[Data entries]

____________

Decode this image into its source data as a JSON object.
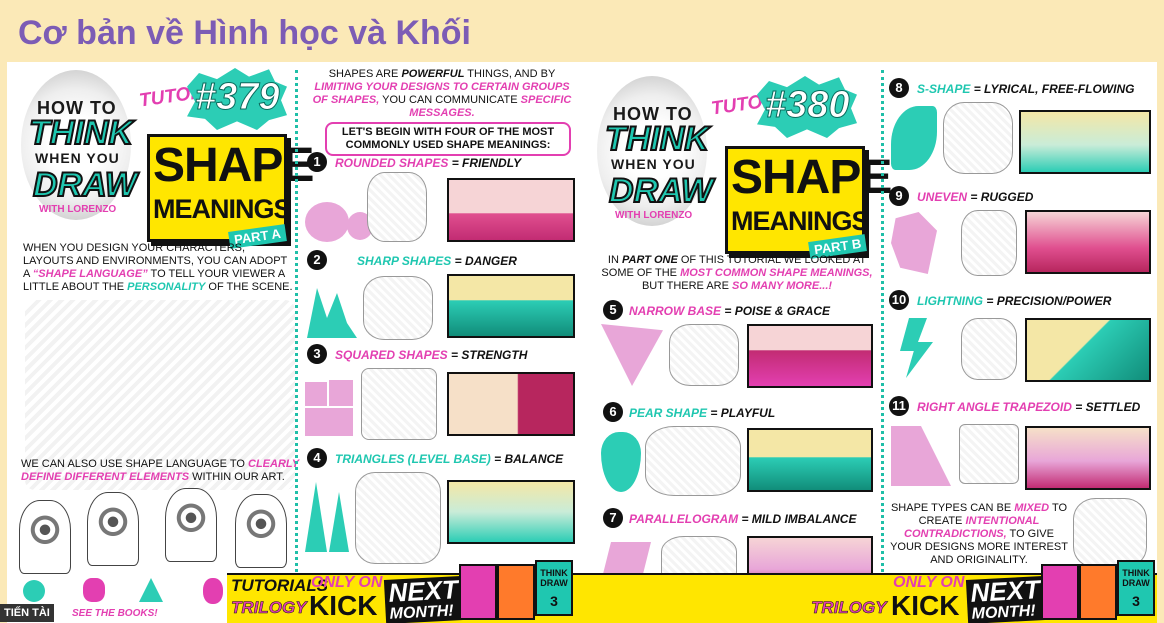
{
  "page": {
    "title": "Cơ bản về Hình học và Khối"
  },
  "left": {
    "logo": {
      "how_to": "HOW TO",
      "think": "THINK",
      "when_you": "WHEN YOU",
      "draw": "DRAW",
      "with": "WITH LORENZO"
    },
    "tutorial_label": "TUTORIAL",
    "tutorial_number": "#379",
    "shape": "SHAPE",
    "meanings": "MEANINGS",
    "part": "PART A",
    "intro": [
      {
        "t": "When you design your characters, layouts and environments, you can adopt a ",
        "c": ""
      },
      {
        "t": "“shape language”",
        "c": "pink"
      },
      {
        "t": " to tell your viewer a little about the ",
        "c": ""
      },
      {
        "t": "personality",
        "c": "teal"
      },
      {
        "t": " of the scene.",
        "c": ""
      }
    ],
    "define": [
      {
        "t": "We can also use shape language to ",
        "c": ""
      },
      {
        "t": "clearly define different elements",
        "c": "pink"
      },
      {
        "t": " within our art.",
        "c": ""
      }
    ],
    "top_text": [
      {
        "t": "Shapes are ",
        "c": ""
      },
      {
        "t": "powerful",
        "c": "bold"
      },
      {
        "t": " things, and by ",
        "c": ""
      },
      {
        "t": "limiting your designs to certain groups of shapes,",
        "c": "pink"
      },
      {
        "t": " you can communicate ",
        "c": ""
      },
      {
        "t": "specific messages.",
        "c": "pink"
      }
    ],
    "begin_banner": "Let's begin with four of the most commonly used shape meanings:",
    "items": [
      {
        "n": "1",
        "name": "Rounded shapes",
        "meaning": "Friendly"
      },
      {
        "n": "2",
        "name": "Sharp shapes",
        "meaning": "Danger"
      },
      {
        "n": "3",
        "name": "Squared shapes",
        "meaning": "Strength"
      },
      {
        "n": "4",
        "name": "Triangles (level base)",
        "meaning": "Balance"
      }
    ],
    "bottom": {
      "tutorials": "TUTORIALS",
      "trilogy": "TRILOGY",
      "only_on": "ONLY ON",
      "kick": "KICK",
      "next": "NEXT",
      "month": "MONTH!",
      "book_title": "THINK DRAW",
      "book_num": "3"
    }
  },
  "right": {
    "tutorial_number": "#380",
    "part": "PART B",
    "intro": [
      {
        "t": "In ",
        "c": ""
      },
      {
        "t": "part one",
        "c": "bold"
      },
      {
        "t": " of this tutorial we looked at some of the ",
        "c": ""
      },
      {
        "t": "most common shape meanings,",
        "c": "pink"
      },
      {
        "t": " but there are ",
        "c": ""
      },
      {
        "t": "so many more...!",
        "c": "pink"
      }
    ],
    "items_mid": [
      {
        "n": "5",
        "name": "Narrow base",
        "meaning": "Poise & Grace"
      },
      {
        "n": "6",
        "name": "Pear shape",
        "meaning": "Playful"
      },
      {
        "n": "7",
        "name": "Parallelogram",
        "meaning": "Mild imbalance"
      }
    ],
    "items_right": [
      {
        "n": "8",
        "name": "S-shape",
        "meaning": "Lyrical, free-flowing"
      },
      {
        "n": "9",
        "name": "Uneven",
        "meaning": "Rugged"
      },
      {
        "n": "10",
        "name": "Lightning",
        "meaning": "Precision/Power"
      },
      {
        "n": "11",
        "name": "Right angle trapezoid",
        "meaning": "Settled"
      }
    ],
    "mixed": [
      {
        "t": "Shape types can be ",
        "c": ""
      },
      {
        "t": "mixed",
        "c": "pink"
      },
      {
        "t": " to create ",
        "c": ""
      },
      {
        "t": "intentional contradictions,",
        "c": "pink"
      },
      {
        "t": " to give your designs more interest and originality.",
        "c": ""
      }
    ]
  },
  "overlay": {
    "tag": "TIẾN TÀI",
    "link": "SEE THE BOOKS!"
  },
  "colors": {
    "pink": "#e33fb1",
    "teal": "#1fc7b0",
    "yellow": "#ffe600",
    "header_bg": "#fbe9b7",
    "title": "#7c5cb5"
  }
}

____________

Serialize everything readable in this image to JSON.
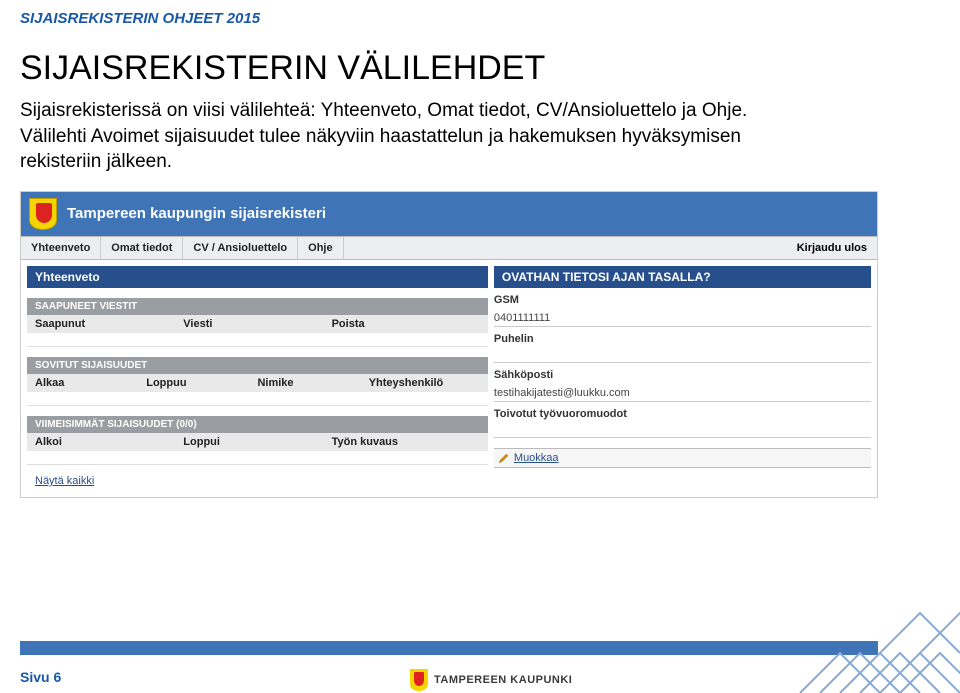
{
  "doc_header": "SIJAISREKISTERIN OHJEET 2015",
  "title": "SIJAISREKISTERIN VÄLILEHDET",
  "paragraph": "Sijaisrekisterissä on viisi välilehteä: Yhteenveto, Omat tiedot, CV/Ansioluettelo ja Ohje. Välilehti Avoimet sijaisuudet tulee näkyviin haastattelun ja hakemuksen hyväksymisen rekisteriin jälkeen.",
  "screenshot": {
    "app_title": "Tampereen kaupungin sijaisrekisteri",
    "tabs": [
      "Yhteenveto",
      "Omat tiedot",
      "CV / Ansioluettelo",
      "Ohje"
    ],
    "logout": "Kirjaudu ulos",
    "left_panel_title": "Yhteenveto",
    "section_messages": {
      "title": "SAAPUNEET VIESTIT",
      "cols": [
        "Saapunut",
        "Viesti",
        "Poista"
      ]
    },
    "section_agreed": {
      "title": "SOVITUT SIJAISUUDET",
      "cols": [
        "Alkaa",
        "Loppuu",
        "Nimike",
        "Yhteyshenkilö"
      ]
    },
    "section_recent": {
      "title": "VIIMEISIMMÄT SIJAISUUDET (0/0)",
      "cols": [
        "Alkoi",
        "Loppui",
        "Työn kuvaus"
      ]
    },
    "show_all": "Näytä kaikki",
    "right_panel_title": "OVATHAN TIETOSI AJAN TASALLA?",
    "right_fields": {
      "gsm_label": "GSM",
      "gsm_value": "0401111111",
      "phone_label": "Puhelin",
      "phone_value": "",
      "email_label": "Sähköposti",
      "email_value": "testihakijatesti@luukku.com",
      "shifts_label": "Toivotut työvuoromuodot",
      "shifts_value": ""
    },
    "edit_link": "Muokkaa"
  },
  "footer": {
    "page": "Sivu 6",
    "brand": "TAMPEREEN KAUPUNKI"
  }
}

____________

▸ Task
Look through the material above. Copy each line where the word "define" appears.

▸ Solution
    "define": [
        "t": "clearly define different elements",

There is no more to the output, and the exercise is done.